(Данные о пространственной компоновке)
------------------------
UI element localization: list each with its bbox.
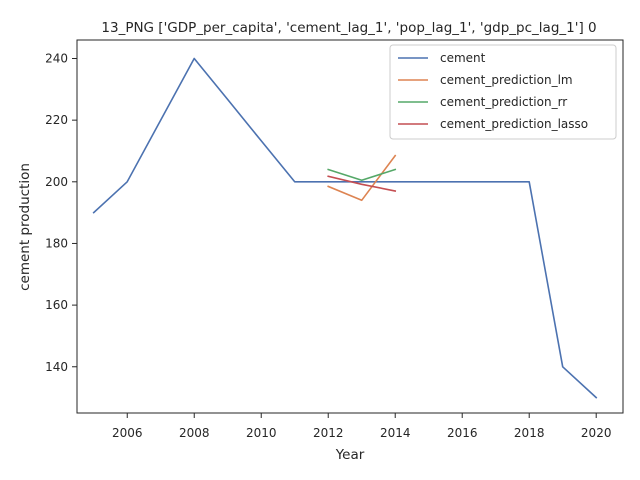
plot-lines [92, 57, 598, 399]
x-tick-label: 2010 [246, 426, 277, 440]
series-line-cement [92, 57, 598, 399]
x-axis: 2006 2008 2010 2012 2014 2016 2018 2020 [112, 413, 612, 440]
y-tick-label: 180 [45, 236, 68, 250]
legend-label-cement_prediction_lm: cement_prediction_lm [440, 73, 573, 87]
legend-label-cement_prediction_rr: cement_prediction_rr [440, 95, 567, 109]
y-tick-label: 140 [45, 360, 68, 374]
legend: cement cement_prediction_lm cement_predict… [389, 44, 617, 140]
x-axis-label: Year [335, 447, 365, 463]
legend-label-cement: cement [440, 51, 486, 65]
x-tick-label: 2008 [179, 426, 210, 440]
x-tick-label: 2018 [514, 426, 545, 440]
series-line-cement_prediction_lm [327, 154, 397, 202]
series-line-cement_prediction_lasso [327, 175, 397, 192]
series-line-cement_prediction_rr [327, 168, 397, 182]
chart-title: 13_PNG ['GDP_per_capita', 'cement_lag_1'… [101, 20, 596, 36]
legend-label-cement_prediction_lasso: cement_prediction_lasso [440, 117, 588, 131]
y-axis-label: cement production [17, 163, 33, 291]
x-tick-label: 2016 [447, 426, 478, 440]
legend-box [389, 44, 617, 140]
y-tick-label: 240 [45, 51, 68, 65]
x-tick-label: 2014 [380, 426, 411, 440]
plot-frame [76, 39, 624, 414]
x-tick-label: 2020 [581, 426, 612, 440]
x-tick-label: 2006 [112, 426, 143, 440]
y-tick-label: 200 [45, 175, 68, 189]
x-tick-label: 2012 [313, 426, 344, 440]
y-tick-label: 220 [45, 113, 68, 127]
y-tick-label: 160 [45, 298, 68, 312]
y-axis: 140 160 180 200 220 240 [45, 51, 77, 374]
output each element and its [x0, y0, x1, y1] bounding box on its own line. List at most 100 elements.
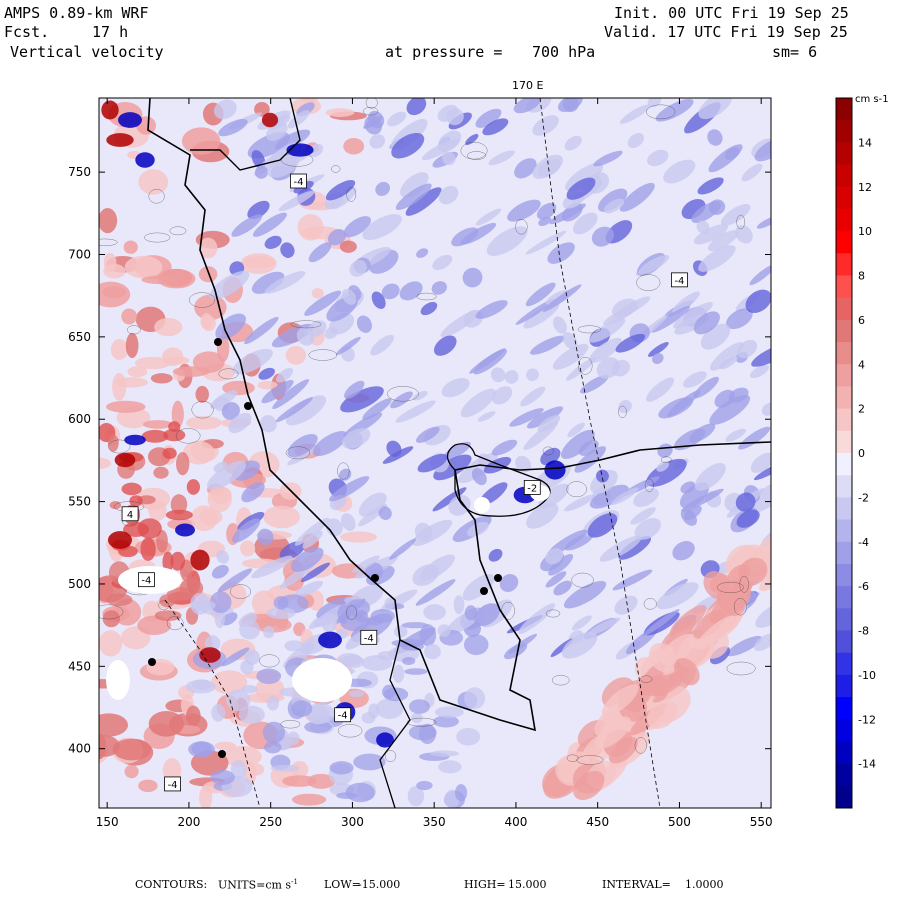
red-cell: [99, 630, 123, 657]
blue-cell: [756, 215, 771, 229]
red-core: [108, 434, 119, 452]
contour-label-box: [290, 173, 307, 189]
contour-line: [99, 604, 124, 620]
blue-cell: [228, 412, 252, 434]
blue-cell: [340, 386, 384, 413]
blue-cell: [749, 264, 771, 286]
blue-cell: [275, 129, 311, 150]
blue-cell: [707, 230, 739, 252]
blue-cell: [697, 177, 724, 195]
contour-line: [467, 151, 486, 160]
meridian-170e: [539, 98, 661, 808]
blue-cell: [750, 452, 771, 473]
blue-cell: [448, 495, 471, 516]
contour-line: [230, 584, 251, 599]
terrain-mask: [292, 658, 352, 702]
coastline-inner: [379, 639, 411, 808]
blue-cell: [312, 431, 348, 457]
colorbar-swatch: [836, 785, 852, 809]
red-cell: [114, 377, 148, 388]
blue-cell: [404, 668, 428, 675]
blue-cell: [266, 607, 296, 620]
contour-label-text: 4: [127, 510, 133, 521]
blue-cell: [593, 150, 623, 167]
blue-cell: [552, 343, 589, 370]
blue-cell: [329, 761, 354, 775]
blue-cell: [515, 455, 532, 473]
contour-line: [634, 737, 647, 754]
blue-cell: [338, 468, 352, 481]
blue-cell: [263, 741, 282, 754]
blue-cell: [335, 336, 361, 356]
blue-cell: [596, 357, 620, 379]
blue-cell: [477, 411, 496, 422]
blue-cell: [442, 441, 471, 461]
colorbar-swatch: [836, 519, 852, 543]
blue-cell: [549, 203, 586, 225]
contour-line: [158, 600, 170, 611]
blue-cell: [275, 397, 313, 423]
blue-cell: [296, 327, 315, 346]
blue-cell: [656, 461, 670, 472]
blue-cell: [262, 721, 285, 744]
colorbar-swatch: [836, 652, 852, 676]
blue-cell: [611, 487, 639, 505]
blue-cell: [241, 482, 265, 503]
blue-cell: [291, 700, 313, 717]
red-cell: [211, 670, 248, 695]
blue-cell: [648, 342, 669, 357]
blue-cell: [564, 494, 596, 512]
station-dot: [480, 587, 488, 595]
blue-cell: [672, 540, 695, 561]
blue-cell: [545, 571, 567, 588]
red-cell: [339, 240, 357, 253]
contour-line: [416, 292, 437, 301]
blue-cell: [231, 214, 263, 237]
blue-cell: [391, 132, 425, 159]
blue-cell: [745, 289, 771, 314]
red-core: [141, 429, 169, 443]
blue-cell: [433, 335, 457, 356]
blue-cell: [475, 208, 502, 226]
blue-cell: [509, 408, 544, 427]
blue-cell: [300, 562, 330, 583]
red-band-cell: [573, 770, 605, 801]
blue-cell: [341, 288, 357, 305]
colorbar-label: 12: [858, 181, 872, 194]
colorbar-swatch: [836, 275, 852, 299]
blue-cell: [252, 212, 287, 237]
red-cell: [103, 263, 126, 279]
blue-cell: [691, 201, 722, 223]
blue-cell: [273, 596, 289, 610]
blue-cell: [264, 271, 306, 294]
blue-cell: [553, 316, 567, 334]
colorbar-label: 10: [858, 225, 872, 238]
blue-cell: [598, 188, 628, 212]
red-band-cell: [601, 684, 639, 717]
terrain-mask: [474, 497, 490, 513]
blue-cell: [371, 291, 386, 309]
blue-cell: [358, 492, 387, 517]
deep-blue-cell: [124, 434, 146, 446]
contour-line: [551, 674, 570, 686]
blue-cell: [378, 506, 392, 520]
blue-cell: [239, 619, 260, 640]
blue-cell: [325, 179, 356, 201]
x-tick-label: 250: [259, 815, 282, 829]
colorbar-swatch: [836, 120, 852, 143]
blue-cell: [694, 462, 726, 491]
red-cell: [105, 400, 146, 413]
colorbar-label: -2: [858, 491, 869, 504]
blue-cell: [561, 632, 598, 659]
footer-high-label: HIGH=: [464, 878, 506, 891]
blue-cell: [658, 397, 694, 419]
blue-cell: [344, 380, 365, 399]
contour-line: [733, 598, 747, 616]
blue-cell: [327, 228, 347, 246]
blue-cell: [603, 198, 625, 214]
red-core: [186, 479, 201, 495]
contour-label-box: [671, 272, 688, 288]
init-time: Init. 00 UTC Fri 19 Sep 25: [614, 4, 849, 22]
blue-cell: [751, 343, 771, 367]
station-dot: [214, 338, 222, 346]
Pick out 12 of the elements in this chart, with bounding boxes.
------------------------
_Условие задачи_
Оформите строки всех записей выше в виде нумерованного списка без пустых строк. Картинки в ответ не включайте.

_Ответ_
1. UI element localization: list each with its bbox.
2. plot-lines [92, 57, 598, 399]
3. x-tick-label: 2010 [246, 426, 277, 440]
4. series-line-cement [92, 57, 598, 399]
5. x-axis: 2006 2008 2010 2012 2014 2016 2018 2020 [112, 413, 612, 440]
6. y-tick-label: 180 [45, 236, 68, 250]
7. legend-label-cement_prediction_lm: cement_prediction_lm [440, 73, 573, 87]
8. legend-label-cement_prediction_rr: cement_prediction_rr [440, 95, 567, 109]
9. y-tick-label: 140 [45, 360, 68, 374]
10. legend: cement cement_prediction_lm cement_predict… [389, 44, 617, 140]
11. x-axis-label: Year [335, 447, 365, 463]
12. legend-label-cement: cement [440, 51, 486, 65]
13. x-tick-label: 2008 [179, 426, 210, 440]
14. x-tick-label: 2018 [514, 426, 545, 440]
15. series-line-cement_prediction_lm [327, 154, 397, 202]
16. series-line-cement_prediction_lasso [327, 175, 397, 192]
17. series-line-cement_prediction_rr [327, 168, 397, 182]
18. chart-title: 13_PNG ['GDP_per_capita', 'cement_lag_1'… [101, 20, 596, 36]
19. legend-label-cement_prediction_lasso: cement_prediction_lasso [440, 117, 588, 131]
20. y-axis-label: cement production [17, 163, 33, 291]
21. x-tick-label: 2016 [447, 426, 478, 440]
22. legend-box [389, 44, 617, 140]
23. y-tick-label: 240 [45, 51, 68, 65]
24. x-tick-label: 2014 [380, 426, 411, 440]
25. plot-frame [76, 39, 624, 414]
26. x-tick-label: 2020 [581, 426, 612, 440]
27. x-tick-label: 2006 [112, 426, 143, 440]
28. y-tick-label: 200 [45, 175, 68, 189]
29. x-tick-label: 2012 [313, 426, 344, 440]
30. y-tick-label: 220 [45, 113, 68, 127]
31. y-tick-label: 160 [45, 298, 68, 312]
32. y-axis: 140 160 180 200 220 240 [45, 51, 77, 374]
33. output each element and its [x0, y0, x1, y1] bounding box on its own line. List at most 100 elements.
34. red-cell: [99, 630, 123, 657]
35. blue-cell: [756, 215, 771, 229]
36. red-core: [108, 434, 119, 452]
37. contour-label-box: [290, 173, 307, 189]
38. contour-line: [99, 604, 124, 620]
39. blue-cell: [228, 412, 252, 434]
40. blue-cell: [340, 386, 384, 413]
41. blue-cell: [749, 264, 771, 286]
42. blue-cell: [275, 129, 311, 150]
43. blue-cell: [707, 230, 739, 252]
44. blue-cell: [697, 177, 724, 195]
45. contour-line: [467, 151, 486, 160]
46. meridian-170e: [539, 98, 661, 808]
47. blue-cell: [750, 452, 771, 473]
48. blue-cell: [448, 495, 471, 516]
49. contour-line: [230, 584, 251, 599]
50. terrain-mask: [292, 658, 352, 702]
51. coastline-inner: [379, 639, 411, 808]
52. blue-cell: [312, 431, 348, 457]
53. colorbar-swatch: [836, 785, 852, 809]
54. red-cell: [114, 377, 148, 388]
55. blue-cell: [404, 668, 428, 675]
56. blue-cell: [266, 607, 296, 620]
57. contour-label-text: 4: [127, 510, 133, 521]
58. blue-cell: [593, 150, 623, 167]
59. blue-cell: [552, 343, 589, 370]
60. blue-cell: [329, 761, 354, 775]
61. blue-cell: [515, 455, 532, 473]
62. contour-line: [634, 737, 647, 754]
63. blue-cell: [338, 468, 352, 481]
64. blue-cell: [263, 741, 282, 754]
65. blue-cell: [335, 336, 361, 356]
66. blue-cell: [596, 357, 620, 379]
67. blue-cell: [477, 411, 496, 422]
68. blue-cell: [442, 441, 471, 461]
69. colorbar-swatch: [836, 519, 852, 543]
70. blue-cell: [549, 203, 586, 225]
71. contour-line: [158, 600, 170, 611]
72. blue-cell: [275, 397, 313, 423]
73. blue-cell: [296, 327, 315, 346]
74. blue-cell: [656, 461, 670, 472]
75. blue-cell: [262, 721, 285, 744]
76. colorbar-swatch: [836, 652, 852, 676]
77. blue-cell: [611, 487, 639, 505]
78. blue-cell: [241, 482, 265, 503]
79. blue-cell: [291, 700, 313, 717]
80. red-cell: [211, 670, 248, 695]
81. blue-cell: [648, 342, 669, 357]
82. blue-cell: [564, 494, 596, 512]
83. station-dot: [480, 587, 488, 595]
84. blue-cell: [672, 540, 695, 561]
85. blue-cell: [545, 571, 567, 588]
86. red-cell: [339, 240, 357, 253]
87. contour-line: [416, 292, 437, 301]
88. blue-cell: [231, 214, 263, 237]
89. blue-cell: [391, 132, 425, 159]
90. blue-cell: [745, 289, 771, 314]
91. red-core: [141, 429, 169, 443]
92. blue-cell: [433, 335, 457, 356]
93. blue-cell: [475, 208, 502, 226]
94. blue-cell: [509, 408, 544, 427]
95. blue-cell: [300, 562, 330, 583]
96. red-band-cell: [573, 770, 605, 801]
97. blue-cell: [341, 288, 357, 305]
98. colorbar-label: 12: [858, 181, 872, 194]
99. colorbar-swatch: [836, 275, 852, 299]
100. blue-cell: [252, 212, 287, 237]
101. red-cell: [103, 263, 126, 279]
102. blue-cell: [691, 201, 722, 223]
103. blue-cell: [273, 596, 289, 610]
104. blue-cell: [264, 271, 306, 294]
105. blue-cell: [553, 316, 567, 334]
106. colorbar-label: 10: [858, 225, 872, 238]
107. blue-cell: [598, 188, 628, 212]
108. red-band-cell: [601, 684, 639, 717]
109. terrain-mask: [474, 497, 490, 513]
110. blue-cell: [371, 291, 386, 309]
111. blue-cell: [358, 492, 387, 517]
112. deep-blue-cell: [124, 434, 146, 446]
113. contour-line: [551, 674, 570, 686]
114. blue-cell: [378, 506, 392, 520]
115. blue-cell: [239, 619, 260, 640]
116. blue-cell: [325, 179, 356, 201]
117. x-tick-label: 250: [259, 815, 282, 829]
118. colorbar-swatch: [836, 120, 852, 143]
119. blue-cell: [694, 462, 726, 491]
120. red-cell: [105, 400, 146, 413]
121. colorbar-label: -2: [858, 491, 869, 504]
122. blue-cell: [561, 632, 598, 659]
123. footer-high-label: HIGH=: [464, 878, 506, 891]
124. blue-cell: [658, 397, 694, 419]
125. blue-cell: [344, 380, 365, 399]
126. contour-line: [733, 598, 747, 616]
127. blue-cell: [327, 228, 347, 246]
128. blue-cell: [603, 198, 625, 214]
129. red-core: [186, 479, 201, 495]
130. contour-label-box: [671, 272, 688, 288]
131. init-time: Init. 00 UTC Fri 19 Sep 25: [614, 4, 849, 22]
132. blue-cell: [751, 343, 771, 367]
133. station-dot: [214, 338, 222, 346]
134. Pick out 12 of the elements in this chart, with bounding boxes.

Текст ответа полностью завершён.